:: Exercise requirements ::
Write out each line of the listing as it stands, without the images.
═════ Dataset records
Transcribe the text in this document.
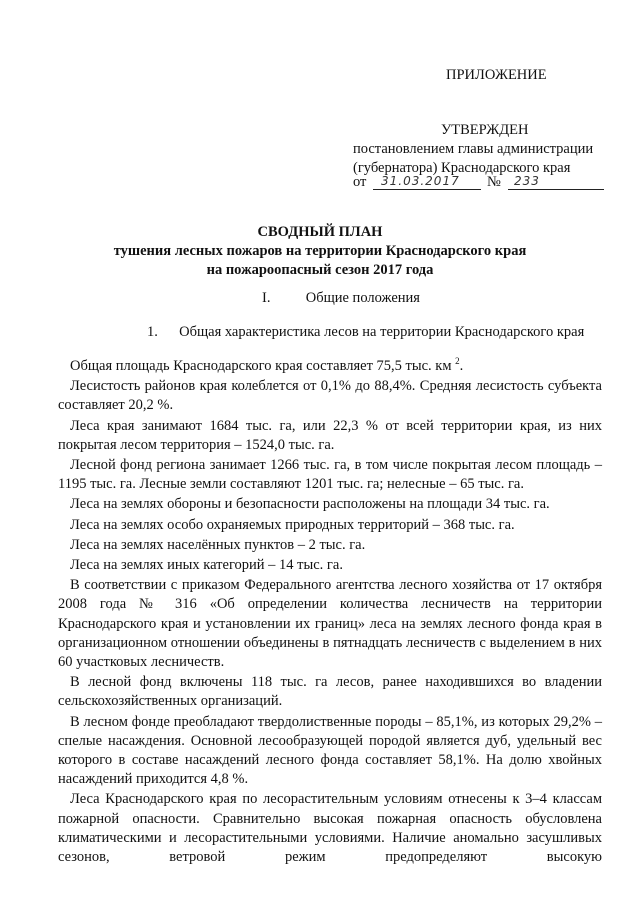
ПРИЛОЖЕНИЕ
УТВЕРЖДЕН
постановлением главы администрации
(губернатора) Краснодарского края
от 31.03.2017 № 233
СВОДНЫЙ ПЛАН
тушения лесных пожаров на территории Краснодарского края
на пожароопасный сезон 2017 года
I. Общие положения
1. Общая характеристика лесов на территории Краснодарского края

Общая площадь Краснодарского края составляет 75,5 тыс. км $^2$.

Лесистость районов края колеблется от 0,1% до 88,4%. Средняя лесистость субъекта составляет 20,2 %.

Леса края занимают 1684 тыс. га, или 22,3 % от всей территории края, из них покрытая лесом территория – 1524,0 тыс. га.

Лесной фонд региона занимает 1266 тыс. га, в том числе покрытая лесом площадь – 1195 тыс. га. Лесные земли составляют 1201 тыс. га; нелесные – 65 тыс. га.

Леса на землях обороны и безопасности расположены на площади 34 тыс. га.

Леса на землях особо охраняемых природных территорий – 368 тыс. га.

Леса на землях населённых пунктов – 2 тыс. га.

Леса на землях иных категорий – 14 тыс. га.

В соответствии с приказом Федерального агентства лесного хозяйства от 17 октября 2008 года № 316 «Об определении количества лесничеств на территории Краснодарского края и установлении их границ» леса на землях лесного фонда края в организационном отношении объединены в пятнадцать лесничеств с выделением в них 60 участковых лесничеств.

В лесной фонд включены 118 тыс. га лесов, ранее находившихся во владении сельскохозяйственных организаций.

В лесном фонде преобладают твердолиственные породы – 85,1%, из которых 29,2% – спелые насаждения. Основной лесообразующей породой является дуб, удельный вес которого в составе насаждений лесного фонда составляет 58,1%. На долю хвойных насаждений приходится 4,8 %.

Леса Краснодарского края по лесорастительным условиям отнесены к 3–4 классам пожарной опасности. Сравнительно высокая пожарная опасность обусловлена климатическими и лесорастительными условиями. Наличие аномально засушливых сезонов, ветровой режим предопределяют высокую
══════════
:: Completed exercise ::
Transcribe the text in this document.
ПРИЛОЖЕНИЕ
УТВЕРЖДЕН
постановлением главы администрации
(губернатора) Краснодарского края
от 31.03.2017 № 233
СВОДНЫЙ ПЛАН
тушения лесных пожаров на территории Краснодарского края
на пожароопасный сезон 2017 года
I. Общие положения
1. Общая характеристика лесов на территории Краснодарского края

Общая площадь Краснодарского края составляет 75,5 тыс. км $^2$.

Лесистость районов края колеблется от 0,1% до 88,4%. Средняя лесистость субъекта составляет 20,2 %.

Леса края занимают 1684 тыс. га, или 22,3 % от всей территории края, из них покрытая лесом территория – 1524,0 тыс. га.

Лесной фонд региона занимает 1266 тыс. га, в том числе покрытая лесом площадь – 1195 тыс. га. Лесные земли составляют 1201 тыс. га; нелесные – 65 тыс. га.

Леса на землях обороны и безопасности расположены на площади 34 тыс. га.

Леса на землях особо охраняемых природных территорий – 368 тыс. га.

Леса на землях населённых пунктов – 2 тыс. га.

Леса на землях иных категорий – 14 тыс. га.

В соответствии с приказом Федерального агентства лесного хозяйства от 17 октября 2008 года № 316 «Об определении количества лесничеств на территории Краснодарского края и установлении их границ» леса на землях лесного фонда края в организационном отношении объединены в пятнадцать лесничеств с выделением в них 60 участковых лесничеств.

В лесной фонд включены 118 тыс. га лесов, ранее находившихся во владении сельскохозяйственных организаций.

В лесном фонде преобладают твердолиственные породы – 85,1%, из которых 29,2% – спелые насаждения. Основной лесообразующей породой является дуб, удельный вес которого в составе насаждений лесного фонда составляет 58,1%. На долю хвойных насаждений приходится 4,8 %.

Леса Краснодарского края по лесорастительным условиям отнесены к 3–4 классам пожарной опасности. Сравнительно высокая пожарная опасность обусловлена климатическими и лесорастительными условиями. Наличие аномально засушливых сезонов, ветровой режим предопределяют высокую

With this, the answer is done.